(Records of where elements appear)

• • • • •

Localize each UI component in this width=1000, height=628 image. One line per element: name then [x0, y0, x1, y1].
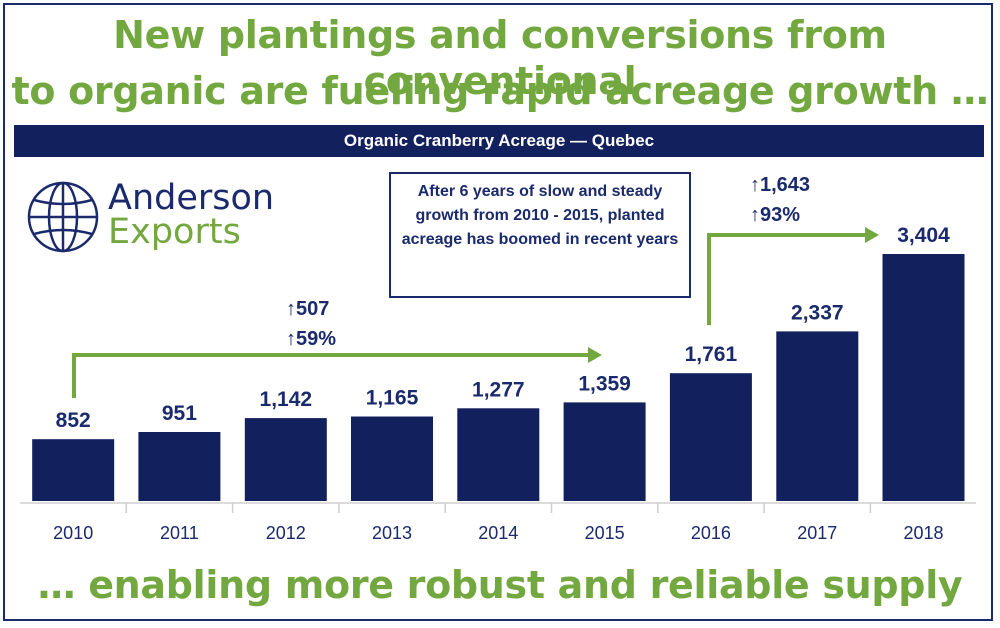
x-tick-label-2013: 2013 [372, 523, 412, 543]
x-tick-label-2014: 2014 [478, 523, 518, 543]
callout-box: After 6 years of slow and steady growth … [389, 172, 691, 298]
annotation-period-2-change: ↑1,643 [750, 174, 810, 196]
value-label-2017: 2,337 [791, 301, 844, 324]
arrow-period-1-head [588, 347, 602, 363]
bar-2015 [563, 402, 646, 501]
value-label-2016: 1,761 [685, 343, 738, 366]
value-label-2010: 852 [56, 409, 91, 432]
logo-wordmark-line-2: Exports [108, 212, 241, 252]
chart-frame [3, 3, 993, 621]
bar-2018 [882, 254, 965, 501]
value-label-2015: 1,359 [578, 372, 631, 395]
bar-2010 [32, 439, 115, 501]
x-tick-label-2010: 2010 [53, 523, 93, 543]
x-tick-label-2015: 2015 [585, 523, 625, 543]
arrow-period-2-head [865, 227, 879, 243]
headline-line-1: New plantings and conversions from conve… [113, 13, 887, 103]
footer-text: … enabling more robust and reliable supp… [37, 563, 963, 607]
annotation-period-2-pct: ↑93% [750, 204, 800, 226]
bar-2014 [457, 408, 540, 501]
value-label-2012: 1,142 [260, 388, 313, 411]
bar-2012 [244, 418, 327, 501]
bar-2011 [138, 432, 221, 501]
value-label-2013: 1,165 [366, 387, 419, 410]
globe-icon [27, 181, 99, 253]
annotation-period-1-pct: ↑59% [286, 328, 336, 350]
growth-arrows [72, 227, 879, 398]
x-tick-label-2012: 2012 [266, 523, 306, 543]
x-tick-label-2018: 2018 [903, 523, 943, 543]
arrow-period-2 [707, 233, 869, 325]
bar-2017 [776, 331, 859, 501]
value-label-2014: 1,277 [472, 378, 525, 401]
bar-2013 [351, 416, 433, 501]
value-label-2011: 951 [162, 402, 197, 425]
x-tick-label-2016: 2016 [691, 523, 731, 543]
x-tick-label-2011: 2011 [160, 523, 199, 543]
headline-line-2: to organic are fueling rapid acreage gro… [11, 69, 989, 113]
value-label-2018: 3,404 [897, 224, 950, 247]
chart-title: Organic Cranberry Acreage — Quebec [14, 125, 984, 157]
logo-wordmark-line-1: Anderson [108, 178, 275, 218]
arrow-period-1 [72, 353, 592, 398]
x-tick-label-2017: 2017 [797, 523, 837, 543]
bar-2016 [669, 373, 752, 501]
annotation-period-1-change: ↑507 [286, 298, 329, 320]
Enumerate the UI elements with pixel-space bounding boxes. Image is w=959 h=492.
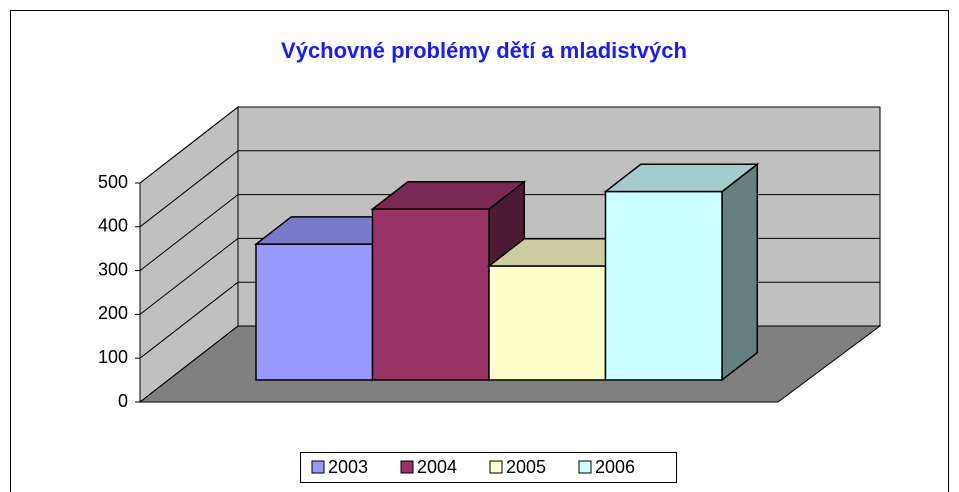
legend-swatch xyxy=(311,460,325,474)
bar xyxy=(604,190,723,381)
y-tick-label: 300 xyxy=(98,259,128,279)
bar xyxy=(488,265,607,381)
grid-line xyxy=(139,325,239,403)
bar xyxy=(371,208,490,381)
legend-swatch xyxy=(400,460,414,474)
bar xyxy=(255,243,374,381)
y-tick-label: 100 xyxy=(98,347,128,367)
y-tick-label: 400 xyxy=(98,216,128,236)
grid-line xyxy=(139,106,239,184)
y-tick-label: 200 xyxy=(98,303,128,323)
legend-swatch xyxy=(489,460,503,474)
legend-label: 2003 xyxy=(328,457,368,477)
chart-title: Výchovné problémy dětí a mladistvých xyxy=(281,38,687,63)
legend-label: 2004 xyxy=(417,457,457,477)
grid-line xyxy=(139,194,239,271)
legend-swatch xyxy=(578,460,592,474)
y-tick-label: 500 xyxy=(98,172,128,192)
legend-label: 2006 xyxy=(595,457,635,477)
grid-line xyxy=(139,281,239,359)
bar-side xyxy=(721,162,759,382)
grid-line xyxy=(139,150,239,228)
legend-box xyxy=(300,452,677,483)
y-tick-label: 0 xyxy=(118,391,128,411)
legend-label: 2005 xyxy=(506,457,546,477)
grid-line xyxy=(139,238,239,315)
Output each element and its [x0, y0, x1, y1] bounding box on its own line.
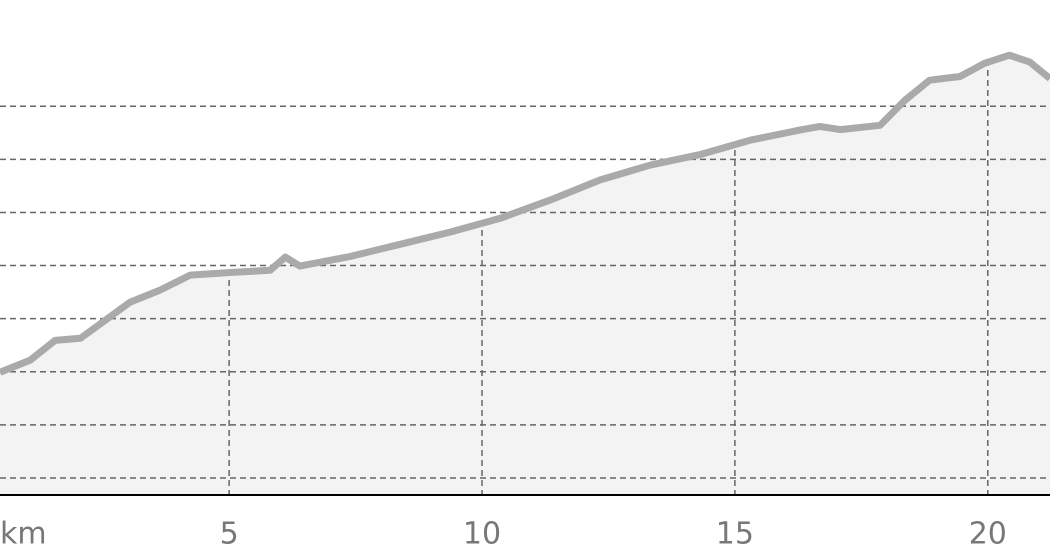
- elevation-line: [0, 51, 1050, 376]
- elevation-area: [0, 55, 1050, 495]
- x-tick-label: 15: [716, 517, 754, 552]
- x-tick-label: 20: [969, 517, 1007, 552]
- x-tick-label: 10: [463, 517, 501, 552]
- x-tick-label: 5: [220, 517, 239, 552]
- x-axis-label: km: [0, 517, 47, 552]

• • • • •

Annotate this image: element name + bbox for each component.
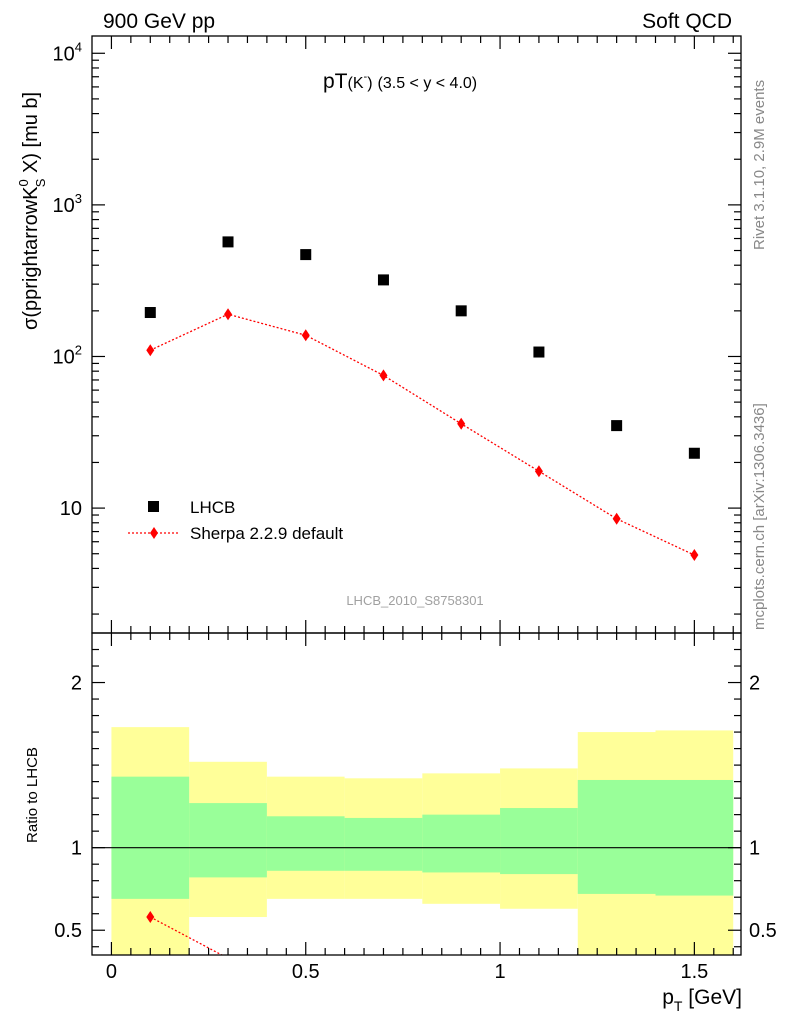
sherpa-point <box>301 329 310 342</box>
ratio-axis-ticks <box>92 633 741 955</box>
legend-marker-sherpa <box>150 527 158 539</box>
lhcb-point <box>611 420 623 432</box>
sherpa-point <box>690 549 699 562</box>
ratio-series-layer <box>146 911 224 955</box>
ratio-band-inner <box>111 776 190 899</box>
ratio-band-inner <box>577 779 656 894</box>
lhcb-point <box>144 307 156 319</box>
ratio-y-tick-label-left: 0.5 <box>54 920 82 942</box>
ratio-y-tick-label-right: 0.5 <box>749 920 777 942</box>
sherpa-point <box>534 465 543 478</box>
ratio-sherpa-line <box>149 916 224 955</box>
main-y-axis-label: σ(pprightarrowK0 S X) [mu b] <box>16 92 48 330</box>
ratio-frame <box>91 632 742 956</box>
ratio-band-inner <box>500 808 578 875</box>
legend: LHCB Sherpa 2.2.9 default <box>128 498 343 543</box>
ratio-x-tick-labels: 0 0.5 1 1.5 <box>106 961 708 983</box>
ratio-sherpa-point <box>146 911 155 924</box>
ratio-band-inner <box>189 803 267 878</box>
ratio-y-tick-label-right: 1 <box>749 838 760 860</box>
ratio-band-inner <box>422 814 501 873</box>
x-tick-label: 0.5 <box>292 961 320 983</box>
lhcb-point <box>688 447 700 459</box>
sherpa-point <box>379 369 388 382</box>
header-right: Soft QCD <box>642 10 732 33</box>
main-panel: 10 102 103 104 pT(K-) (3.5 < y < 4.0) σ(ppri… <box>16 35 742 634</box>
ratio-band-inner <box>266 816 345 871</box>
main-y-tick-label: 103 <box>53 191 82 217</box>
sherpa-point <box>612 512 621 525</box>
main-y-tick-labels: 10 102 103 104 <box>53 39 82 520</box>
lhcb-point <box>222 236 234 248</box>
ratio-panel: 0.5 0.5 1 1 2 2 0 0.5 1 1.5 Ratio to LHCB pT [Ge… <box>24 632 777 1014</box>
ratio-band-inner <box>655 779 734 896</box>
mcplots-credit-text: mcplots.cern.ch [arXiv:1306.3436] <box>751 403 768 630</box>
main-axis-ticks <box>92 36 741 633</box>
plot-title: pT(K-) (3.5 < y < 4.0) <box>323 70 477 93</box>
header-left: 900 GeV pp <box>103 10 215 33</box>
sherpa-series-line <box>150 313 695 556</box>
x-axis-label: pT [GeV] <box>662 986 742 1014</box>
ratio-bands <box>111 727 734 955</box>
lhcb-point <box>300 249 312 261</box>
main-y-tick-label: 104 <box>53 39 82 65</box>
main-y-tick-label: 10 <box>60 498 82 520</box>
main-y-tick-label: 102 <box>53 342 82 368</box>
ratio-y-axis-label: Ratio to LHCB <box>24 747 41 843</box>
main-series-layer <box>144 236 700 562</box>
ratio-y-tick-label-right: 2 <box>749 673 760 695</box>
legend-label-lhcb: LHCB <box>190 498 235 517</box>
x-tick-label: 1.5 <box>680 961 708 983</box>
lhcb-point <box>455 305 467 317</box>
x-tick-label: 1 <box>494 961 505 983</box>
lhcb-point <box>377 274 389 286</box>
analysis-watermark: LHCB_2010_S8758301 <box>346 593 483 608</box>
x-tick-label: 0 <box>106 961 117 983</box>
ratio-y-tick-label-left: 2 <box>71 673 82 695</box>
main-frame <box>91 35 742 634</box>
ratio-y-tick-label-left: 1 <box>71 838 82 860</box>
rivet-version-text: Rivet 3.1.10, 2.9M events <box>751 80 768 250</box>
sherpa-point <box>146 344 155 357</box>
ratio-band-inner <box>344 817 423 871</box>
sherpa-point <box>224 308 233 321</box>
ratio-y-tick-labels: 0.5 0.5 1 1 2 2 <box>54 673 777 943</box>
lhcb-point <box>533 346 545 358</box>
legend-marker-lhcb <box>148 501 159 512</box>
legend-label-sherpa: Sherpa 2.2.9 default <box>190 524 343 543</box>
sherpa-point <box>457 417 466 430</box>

• • • • •

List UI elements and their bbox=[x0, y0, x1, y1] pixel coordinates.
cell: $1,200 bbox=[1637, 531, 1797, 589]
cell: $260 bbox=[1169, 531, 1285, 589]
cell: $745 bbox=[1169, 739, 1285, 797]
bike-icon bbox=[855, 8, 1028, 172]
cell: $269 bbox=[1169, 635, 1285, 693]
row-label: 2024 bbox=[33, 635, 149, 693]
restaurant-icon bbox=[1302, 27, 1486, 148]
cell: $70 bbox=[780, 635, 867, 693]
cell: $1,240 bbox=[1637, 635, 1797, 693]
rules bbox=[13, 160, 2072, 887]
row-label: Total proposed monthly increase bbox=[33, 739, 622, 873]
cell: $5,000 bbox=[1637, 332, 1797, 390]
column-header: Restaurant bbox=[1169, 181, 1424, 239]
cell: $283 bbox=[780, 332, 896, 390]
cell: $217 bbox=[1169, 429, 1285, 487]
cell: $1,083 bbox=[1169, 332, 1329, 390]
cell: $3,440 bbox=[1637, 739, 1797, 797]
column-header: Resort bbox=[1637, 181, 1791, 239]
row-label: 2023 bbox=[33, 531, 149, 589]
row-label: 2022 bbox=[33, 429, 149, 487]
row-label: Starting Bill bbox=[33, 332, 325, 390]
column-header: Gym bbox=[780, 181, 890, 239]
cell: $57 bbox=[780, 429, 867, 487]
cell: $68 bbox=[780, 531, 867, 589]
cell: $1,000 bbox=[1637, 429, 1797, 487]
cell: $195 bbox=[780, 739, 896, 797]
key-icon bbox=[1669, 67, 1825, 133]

• • • • •

_WHAT IS EXPECTED:_
Update the records in the stretch from the line containing "sherpa-point <box>301 329 310 342</box>" through the line containing "main-panel: 10 102", replacing "ratio-band-inner" with "ratio-band-core" and changing nothing else. Give only those lines.

_WRITTEN RESPONSE:_
sherpa-point <box>301 329 310 342</box>
ratio-axis-ticks <box>92 633 741 955</box>
legend-marker-sherpa <box>150 527 158 539</box>
lhcb-point <box>611 420 623 432</box>
sherpa-point <box>690 549 699 562</box>
ratio-series-layer <box>146 911 224 955</box>
ratio-band-core <box>111 776 190 899</box>
ratio-band-core <box>577 779 656 894</box>
lhcb-point <box>144 307 156 319</box>
ratio-y-tick-label-left: 0.5 <box>54 920 82 942</box>
ratio-y-tick-label-right: 0.5 <box>749 920 777 942</box>
sherpa-point <box>534 465 543 478</box>
ratio-sherpa-line <box>149 916 224 955</box>
main-y-axis-label: σ(pprightarrowK0 S X) [mu b] <box>16 92 48 330</box>
ratio-frame <box>91 632 742 956</box>
ratio-band-core <box>500 808 578 875</box>
legend: LHCB Sherpa 2.2.9 default <box>128 498 343 543</box>
ratio-x-tick-labels: 0 0.5 1 1.5 <box>106 961 708 983</box>
ratio-sherpa-point <box>146 911 155 924</box>
ratio-band-core <box>189 803 267 878</box>
ratio-y-tick-label-right: 1 <box>749 838 760 860</box>
ratio-band-core <box>422 814 501 873</box>
x-tick-label: 0.5 <box>292 961 320 983</box>
lhcb-point <box>688 447 700 459</box>
sherpa-point <box>379 369 388 382</box>
header-right: Soft QCD <box>642 10 732 33</box>
main-panel: 10 102 103 104 pT(K-) (3.5 < y < 4.0) σ(ppri… <box>16 35 742 634</box>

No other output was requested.